● Aim:
Output the full listing below exactly as it reads, and skip anything that is a picture.

● Records for this exercise:
▶

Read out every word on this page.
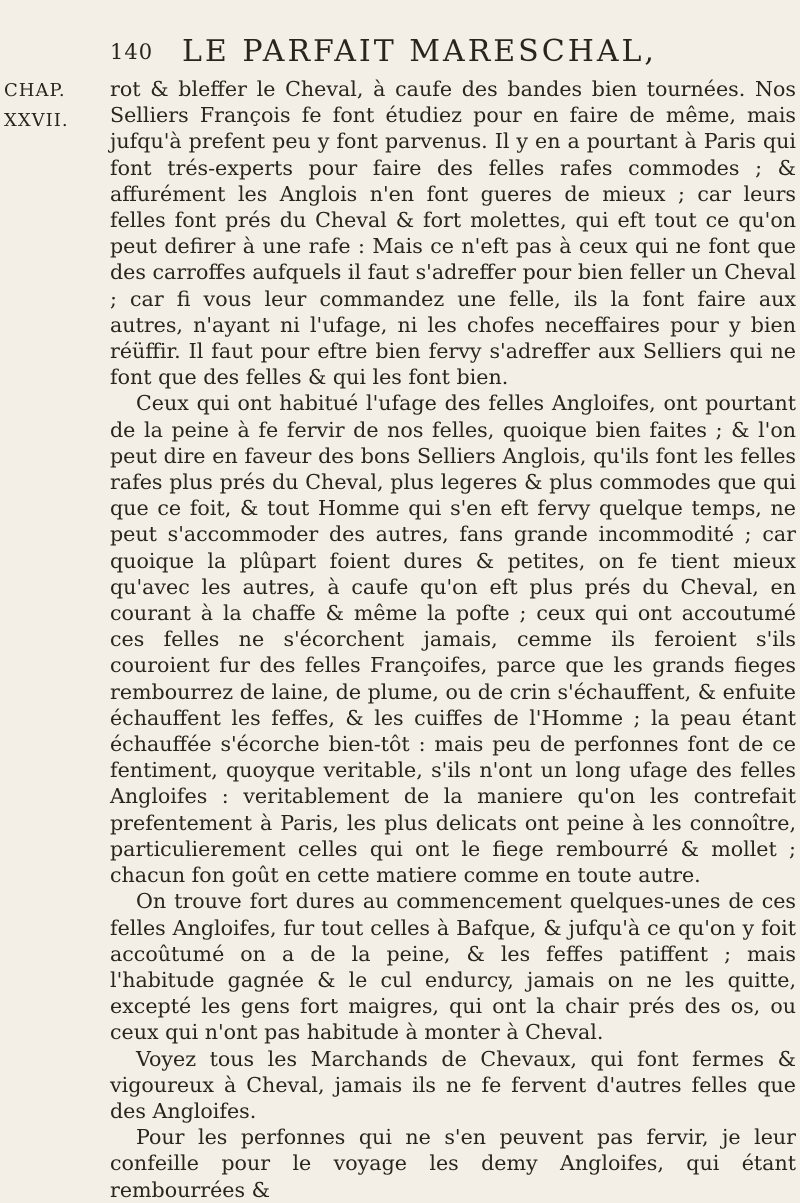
140 LE PARFAIT MARESCHAL,
CHAP.
XXVII.

rot & bleffer le Cheval, à caufe des bandes bien tournées. Nos Selliers François fe font étudiez pour en faire de même, mais jufqu'à prefent peu y font parvenus. Il y en a pourtant à Paris qui font trés-experts pour faire des felles rafes commodes ; & affurément les Anglois n'en font gueres de mieux ; car leurs felles font prés du Cheval & fort molettes, qui eft tout ce qu'on peut defirer à une rafe : Mais ce n'eft pas à ceux qui ne font que des carroffes aufquels il faut s'adreffer pour bien feller un Cheval ; car fi vous leur commandez une felle, ils la font faire aux autres, n'ayant ni l'ufage, ni les chofes neceffaires pour y bien réüffir. Il faut pour eftre bien fervy s'adreffer aux Selliers qui ne font que des felles & qui les font bien.

Ceux qui ont habitué l'ufage des felles Angloifes, ont pourtant de la peine à fe fervir de nos felles, quoique bien faites ; & l'on peut dire en faveur des bons Selliers Anglois, qu'ils font les felles rafes plus prés du Cheval, plus legeres & plus commodes que qui que ce foit, & tout Homme qui s'en eft fervy quelque temps, ne peut s'accommoder des autres, fans grande incommodité ; car quoique la plûpart foient dures & petites, on fe tient mieux qu'avec les autres, à caufe qu'on eft plus prés du Cheval, en courant à la chaffe & même la pofte ; ceux qui ont accoutumé ces felles ne s'écorchent jamais, cemme ils feroient s'ils couroient fur des felles Françoifes, parce que les grands fieges rembourrez de laine, de plume, ou de crin s'échauffent, & enfuite échauffent les feffes, & les cuiffes de l'Homme ; la peau étant échauffée s'écorche bien-tôt : mais peu de perfonnes font de ce fentiment, quoyque veritable, s'ils n'ont un long ufage des felles Angloifes : veritablement de la maniere qu'on les contrefait prefentement à Paris, les plus delicats ont peine à les connoître, particulierement celles qui ont le fiege rembourré & mollet ; chacun fon goût en cette matiere comme en toute autre.

On trouve fort dures au commencement quelques-unes de ces felles Angloifes, fur tout celles à Bafque, & jufqu'à ce qu'on y foit accoûtumé on a de la peine, & les feffes patiffent ; mais l'habitude gagnée & le cul endurcy, jamais on ne les quitte, excepté les gens fort maigres, qui ont la chair prés des os, ou ceux qui n'ont pas habitude à monter à Cheval.

Voyez tous les Marchands de Chevaux, qui font fermes & vigoureux à Cheval, jamais ils ne fe fervent d'autres felles que des Angloifes.

Pour les perfonnes qui ne s'en peuvent pas fervir, je leur confeille pour le voyage les demy Angloifes, qui étant rembourrées &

◀

● Full solution:
Read out every word on this page.
140 LE PARFAIT MARESCHAL,
CHAP.
XXVII.

rot & bleffer le Cheval, à caufe des bandes bien tournées. Nos Selliers François fe font étudiez pour en faire de même, mais jufqu'à prefent peu y font parvenus. Il y en a pourtant à Paris qui font trés-experts pour faire des felles rafes commodes ; & affurément les Anglois n'en font gueres de mieux ; car leurs felles font prés du Cheval & fort molettes, qui eft tout ce qu'on peut defirer à une rafe : Mais ce n'eft pas à ceux qui ne font que des carroffes aufquels il faut s'adreffer pour bien feller un Cheval ; car fi vous leur commandez une felle, ils la font faire aux autres, n'ayant ni l'ufage, ni les chofes neceffaires pour y bien réüffir. Il faut pour eftre bien fervy s'adreffer aux Selliers qui ne font que des felles & qui les font bien.

Ceux qui ont habitué l'ufage des felles Angloifes, ont pourtant de la peine à fe fervir de nos felles, quoique bien faites ; & l'on peut dire en faveur des bons Selliers Anglois, qu'ils font les felles rafes plus prés du Cheval, plus legeres & plus commodes que qui que ce foit, & tout Homme qui s'en eft fervy quelque temps, ne peut s'accommoder des autres, fans grande incommodité ; car quoique la plûpart foient dures & petites, on fe tient mieux qu'avec les autres, à caufe qu'on eft plus prés du Cheval, en courant à la chaffe & même la pofte ; ceux qui ont accoutumé ces felles ne s'écorchent jamais, cemme ils feroient s'ils couroient fur des felles Françoifes, parce que les grands fieges rembourrez de laine, de plume, ou de crin s'échauffent, & enfuite échauffent les feffes, & les cuiffes de l'Homme ; la peau étant échauffée s'écorche bien-tôt : mais peu de perfonnes font de ce fentiment, quoyque veritable, s'ils n'ont un long ufage des felles Angloifes : veritablement de la maniere qu'on les contrefait prefentement à Paris, les plus delicats ont peine à les connoître, particulierement celles qui ont le fiege rembourré & mollet ; chacun fon goût en cette matiere comme en toute autre.

On trouve fort dures au commencement quelques-unes de ces felles Angloifes, fur tout celles à Bafque, & jufqu'à ce qu'on y foit accoûtumé on a de la peine, & les feffes patiffent ; mais l'habitude gagnée & le cul endurcy, jamais on ne les quitte, excepté les gens fort maigres, qui ont la chair prés des os, ou ceux qui n'ont pas habitude à monter à Cheval.

Voyez tous les Marchands de Chevaux, qui font fermes & vigoureux à Cheval, jamais ils ne fe fervent d'autres felles que des Angloifes.

Pour les perfonnes qui ne s'en peuvent pas fervir, je leur confeille pour le voyage les demy Angloifes, qui étant rembourrées &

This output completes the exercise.